> [Your task]
Copy out all lines of the records in which the word "multiplier" appears.

* start *

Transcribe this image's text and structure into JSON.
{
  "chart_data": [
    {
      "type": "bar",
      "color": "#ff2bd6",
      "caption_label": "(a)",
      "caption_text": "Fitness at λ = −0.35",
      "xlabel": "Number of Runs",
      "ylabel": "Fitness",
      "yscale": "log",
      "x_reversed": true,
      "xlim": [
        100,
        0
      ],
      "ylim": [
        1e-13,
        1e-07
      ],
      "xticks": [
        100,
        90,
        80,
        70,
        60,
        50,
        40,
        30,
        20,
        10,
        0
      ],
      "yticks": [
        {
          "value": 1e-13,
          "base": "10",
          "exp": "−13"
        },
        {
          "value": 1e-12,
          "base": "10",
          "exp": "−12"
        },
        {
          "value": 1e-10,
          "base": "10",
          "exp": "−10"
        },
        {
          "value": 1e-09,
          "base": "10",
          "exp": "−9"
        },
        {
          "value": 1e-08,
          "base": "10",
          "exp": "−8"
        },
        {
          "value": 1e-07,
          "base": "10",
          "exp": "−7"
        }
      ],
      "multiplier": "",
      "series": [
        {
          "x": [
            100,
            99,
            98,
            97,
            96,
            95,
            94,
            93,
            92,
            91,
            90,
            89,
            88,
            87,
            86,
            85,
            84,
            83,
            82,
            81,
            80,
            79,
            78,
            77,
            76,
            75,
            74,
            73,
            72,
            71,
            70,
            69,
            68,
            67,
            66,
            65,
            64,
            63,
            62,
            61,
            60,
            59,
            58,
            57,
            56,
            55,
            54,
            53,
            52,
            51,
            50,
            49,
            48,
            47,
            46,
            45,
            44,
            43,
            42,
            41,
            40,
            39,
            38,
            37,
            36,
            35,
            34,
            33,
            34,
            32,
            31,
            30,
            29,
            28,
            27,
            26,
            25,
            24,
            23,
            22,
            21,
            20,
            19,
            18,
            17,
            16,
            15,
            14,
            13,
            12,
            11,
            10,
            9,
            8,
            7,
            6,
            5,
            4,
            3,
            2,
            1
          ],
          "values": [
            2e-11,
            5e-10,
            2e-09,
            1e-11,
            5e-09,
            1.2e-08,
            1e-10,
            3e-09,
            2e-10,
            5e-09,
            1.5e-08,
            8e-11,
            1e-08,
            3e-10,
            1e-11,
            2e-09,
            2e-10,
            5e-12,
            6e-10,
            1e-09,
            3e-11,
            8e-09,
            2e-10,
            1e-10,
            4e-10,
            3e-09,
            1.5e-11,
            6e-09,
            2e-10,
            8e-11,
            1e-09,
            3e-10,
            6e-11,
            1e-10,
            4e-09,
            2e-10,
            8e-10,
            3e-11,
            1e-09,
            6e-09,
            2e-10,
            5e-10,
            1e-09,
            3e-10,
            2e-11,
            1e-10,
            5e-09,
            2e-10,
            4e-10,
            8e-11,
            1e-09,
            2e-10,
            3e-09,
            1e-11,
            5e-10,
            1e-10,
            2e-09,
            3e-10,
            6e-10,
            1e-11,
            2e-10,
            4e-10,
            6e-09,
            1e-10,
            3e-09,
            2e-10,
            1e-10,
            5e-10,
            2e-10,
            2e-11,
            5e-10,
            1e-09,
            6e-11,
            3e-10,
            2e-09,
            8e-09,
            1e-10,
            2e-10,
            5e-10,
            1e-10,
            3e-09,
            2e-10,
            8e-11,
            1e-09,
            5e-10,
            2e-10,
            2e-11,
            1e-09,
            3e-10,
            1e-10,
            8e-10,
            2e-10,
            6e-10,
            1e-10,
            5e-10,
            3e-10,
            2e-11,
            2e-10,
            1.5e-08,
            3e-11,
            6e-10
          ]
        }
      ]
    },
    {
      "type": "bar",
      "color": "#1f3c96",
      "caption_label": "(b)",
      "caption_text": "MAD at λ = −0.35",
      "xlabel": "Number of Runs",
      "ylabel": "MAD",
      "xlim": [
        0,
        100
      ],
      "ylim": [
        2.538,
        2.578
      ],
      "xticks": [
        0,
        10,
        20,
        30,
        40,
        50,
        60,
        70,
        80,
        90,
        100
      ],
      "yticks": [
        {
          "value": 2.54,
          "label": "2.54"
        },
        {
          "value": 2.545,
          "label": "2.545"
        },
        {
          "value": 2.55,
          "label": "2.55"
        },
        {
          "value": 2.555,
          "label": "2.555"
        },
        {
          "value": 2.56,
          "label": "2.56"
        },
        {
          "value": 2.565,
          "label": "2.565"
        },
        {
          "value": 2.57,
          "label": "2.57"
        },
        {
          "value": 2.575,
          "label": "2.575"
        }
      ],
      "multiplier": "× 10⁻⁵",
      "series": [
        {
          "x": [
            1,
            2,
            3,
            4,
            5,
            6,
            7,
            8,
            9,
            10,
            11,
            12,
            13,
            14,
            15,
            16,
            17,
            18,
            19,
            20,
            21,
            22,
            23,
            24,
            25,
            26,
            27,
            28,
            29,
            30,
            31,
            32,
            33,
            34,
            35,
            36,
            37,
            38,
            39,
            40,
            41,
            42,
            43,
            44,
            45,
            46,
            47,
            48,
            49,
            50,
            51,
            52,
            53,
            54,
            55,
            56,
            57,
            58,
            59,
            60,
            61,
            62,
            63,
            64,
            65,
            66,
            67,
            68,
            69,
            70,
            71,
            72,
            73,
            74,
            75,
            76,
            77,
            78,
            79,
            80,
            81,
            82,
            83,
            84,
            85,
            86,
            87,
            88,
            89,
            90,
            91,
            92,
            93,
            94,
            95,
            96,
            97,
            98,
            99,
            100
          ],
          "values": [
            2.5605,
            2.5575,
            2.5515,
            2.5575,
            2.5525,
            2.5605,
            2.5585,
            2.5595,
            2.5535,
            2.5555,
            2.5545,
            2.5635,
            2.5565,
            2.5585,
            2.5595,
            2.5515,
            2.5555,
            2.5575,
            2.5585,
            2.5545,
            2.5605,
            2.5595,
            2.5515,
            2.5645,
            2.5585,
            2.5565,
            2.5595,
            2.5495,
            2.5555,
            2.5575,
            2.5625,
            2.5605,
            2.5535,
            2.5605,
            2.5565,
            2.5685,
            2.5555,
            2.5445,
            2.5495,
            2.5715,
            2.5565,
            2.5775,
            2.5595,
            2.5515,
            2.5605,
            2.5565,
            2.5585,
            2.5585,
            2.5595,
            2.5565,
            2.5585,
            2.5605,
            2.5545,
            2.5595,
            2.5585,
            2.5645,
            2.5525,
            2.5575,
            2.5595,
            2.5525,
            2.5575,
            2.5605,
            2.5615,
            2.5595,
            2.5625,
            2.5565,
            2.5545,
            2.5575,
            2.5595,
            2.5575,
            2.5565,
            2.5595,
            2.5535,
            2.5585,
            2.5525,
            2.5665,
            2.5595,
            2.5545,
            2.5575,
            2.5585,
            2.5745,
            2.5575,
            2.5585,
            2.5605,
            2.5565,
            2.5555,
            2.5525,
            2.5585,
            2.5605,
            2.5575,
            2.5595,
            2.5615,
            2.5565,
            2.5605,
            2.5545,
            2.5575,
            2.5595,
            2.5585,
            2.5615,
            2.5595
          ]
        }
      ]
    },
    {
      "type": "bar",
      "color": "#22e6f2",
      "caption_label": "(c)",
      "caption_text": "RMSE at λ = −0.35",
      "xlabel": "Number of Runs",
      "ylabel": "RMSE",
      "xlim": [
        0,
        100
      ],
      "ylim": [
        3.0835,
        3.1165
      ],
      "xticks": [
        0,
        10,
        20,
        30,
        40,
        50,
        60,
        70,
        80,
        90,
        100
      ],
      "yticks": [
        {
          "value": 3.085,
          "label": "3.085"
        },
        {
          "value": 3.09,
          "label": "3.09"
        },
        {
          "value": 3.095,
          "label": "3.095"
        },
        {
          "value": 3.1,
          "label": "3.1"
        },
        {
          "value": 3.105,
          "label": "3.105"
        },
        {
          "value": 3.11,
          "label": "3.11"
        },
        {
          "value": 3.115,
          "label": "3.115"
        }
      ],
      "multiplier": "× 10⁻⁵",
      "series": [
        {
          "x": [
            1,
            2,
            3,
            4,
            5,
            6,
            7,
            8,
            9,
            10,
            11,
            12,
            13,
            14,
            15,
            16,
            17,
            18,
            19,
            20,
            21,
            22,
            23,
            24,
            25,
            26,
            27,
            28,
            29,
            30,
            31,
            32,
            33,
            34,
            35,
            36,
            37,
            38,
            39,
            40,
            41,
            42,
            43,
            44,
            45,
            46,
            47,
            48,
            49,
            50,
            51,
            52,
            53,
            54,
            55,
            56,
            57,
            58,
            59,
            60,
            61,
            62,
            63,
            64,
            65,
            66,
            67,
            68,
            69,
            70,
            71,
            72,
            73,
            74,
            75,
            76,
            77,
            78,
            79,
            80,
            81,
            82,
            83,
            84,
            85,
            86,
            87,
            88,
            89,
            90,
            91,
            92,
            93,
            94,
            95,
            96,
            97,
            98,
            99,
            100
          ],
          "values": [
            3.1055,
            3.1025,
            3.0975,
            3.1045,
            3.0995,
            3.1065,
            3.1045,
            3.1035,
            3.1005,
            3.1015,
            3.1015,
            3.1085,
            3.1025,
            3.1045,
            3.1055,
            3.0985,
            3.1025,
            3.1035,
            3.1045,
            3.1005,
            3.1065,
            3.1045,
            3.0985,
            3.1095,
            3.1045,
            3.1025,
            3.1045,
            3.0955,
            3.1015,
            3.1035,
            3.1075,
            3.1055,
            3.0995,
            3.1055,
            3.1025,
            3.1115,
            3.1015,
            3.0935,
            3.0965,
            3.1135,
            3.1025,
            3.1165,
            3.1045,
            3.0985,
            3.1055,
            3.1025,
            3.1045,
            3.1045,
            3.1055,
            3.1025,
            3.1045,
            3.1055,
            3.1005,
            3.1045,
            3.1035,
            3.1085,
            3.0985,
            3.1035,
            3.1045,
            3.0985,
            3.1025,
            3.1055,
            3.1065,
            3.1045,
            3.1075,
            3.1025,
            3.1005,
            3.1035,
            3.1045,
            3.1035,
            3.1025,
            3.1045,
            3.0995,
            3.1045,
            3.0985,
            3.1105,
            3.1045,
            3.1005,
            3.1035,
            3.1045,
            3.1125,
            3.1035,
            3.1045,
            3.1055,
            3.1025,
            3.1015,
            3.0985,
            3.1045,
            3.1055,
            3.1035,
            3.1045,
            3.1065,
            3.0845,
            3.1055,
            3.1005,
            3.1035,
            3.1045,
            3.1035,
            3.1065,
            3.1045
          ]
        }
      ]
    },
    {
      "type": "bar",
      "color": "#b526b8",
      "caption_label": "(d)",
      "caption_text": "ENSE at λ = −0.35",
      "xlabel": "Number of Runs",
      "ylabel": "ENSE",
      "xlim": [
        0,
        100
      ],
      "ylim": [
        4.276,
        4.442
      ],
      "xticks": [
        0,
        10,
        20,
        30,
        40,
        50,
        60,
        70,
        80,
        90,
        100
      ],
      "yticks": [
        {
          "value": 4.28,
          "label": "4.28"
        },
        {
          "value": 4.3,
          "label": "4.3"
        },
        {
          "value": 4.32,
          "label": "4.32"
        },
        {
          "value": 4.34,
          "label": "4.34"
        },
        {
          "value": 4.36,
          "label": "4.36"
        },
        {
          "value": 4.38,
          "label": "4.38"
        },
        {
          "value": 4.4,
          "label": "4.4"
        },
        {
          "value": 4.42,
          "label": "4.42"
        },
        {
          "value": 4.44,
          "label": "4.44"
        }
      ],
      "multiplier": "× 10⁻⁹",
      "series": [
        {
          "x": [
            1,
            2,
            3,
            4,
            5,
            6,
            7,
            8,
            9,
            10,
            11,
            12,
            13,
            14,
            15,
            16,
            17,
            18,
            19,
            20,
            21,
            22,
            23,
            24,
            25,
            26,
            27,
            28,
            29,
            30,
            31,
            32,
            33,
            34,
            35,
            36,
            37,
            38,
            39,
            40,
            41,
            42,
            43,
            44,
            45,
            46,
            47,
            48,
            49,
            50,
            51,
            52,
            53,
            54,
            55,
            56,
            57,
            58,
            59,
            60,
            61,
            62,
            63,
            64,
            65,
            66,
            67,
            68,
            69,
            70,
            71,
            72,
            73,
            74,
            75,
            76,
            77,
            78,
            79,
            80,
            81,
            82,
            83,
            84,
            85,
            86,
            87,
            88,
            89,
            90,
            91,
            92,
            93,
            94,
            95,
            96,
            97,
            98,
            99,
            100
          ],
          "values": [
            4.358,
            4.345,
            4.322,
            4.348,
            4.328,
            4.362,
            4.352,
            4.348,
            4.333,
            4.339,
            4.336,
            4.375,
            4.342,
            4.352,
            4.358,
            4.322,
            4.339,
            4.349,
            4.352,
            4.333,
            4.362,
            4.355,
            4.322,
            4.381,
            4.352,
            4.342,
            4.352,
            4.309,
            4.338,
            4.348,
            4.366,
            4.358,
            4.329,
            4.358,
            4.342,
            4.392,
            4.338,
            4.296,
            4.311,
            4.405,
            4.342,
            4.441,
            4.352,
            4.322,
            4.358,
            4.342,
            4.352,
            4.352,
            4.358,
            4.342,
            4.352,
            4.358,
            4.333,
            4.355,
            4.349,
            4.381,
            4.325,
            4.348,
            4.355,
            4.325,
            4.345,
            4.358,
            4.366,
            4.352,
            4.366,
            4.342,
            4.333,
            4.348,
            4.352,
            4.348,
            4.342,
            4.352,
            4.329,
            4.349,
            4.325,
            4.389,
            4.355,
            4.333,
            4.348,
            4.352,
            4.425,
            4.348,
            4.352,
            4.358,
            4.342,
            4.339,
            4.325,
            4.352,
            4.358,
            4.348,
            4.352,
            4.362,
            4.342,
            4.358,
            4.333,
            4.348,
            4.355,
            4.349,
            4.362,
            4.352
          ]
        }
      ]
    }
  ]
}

* end *

> [Right answer]
      "multiplier": "",
      "multiplier": "× 10⁻⁵",
      "multiplier": "× 10⁻⁵",
      "multiplier": "× 10⁻⁹",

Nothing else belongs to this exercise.